* _DATA EXTRACT_:
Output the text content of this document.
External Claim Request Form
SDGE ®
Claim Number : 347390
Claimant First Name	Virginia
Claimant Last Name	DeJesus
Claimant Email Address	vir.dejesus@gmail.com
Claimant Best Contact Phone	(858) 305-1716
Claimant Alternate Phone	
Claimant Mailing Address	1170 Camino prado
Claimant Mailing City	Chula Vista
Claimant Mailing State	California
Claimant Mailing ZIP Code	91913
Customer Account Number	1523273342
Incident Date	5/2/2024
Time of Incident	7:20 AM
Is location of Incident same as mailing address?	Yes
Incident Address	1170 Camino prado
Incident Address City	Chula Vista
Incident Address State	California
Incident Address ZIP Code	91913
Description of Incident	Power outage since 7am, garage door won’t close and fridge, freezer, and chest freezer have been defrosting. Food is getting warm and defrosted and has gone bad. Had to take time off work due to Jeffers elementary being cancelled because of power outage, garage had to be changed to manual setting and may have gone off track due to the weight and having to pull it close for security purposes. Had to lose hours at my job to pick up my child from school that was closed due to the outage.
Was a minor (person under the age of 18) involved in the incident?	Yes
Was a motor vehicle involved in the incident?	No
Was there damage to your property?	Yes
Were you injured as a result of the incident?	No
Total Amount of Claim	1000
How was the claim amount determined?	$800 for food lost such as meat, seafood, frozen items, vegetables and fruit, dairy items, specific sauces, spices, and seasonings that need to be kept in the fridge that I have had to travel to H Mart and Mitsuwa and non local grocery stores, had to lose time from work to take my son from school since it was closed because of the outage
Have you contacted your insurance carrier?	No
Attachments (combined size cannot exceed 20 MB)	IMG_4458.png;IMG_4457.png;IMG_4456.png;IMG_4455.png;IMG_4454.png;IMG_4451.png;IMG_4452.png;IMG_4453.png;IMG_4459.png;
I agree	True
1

* _REQUIRED TASK_:
Find each line that has the word "Camino", then copy it out.

* _EXPECTED ANSWER_:
Claimant Mailing Address	1170 Camino prado
Incident Address	1170 Camino prado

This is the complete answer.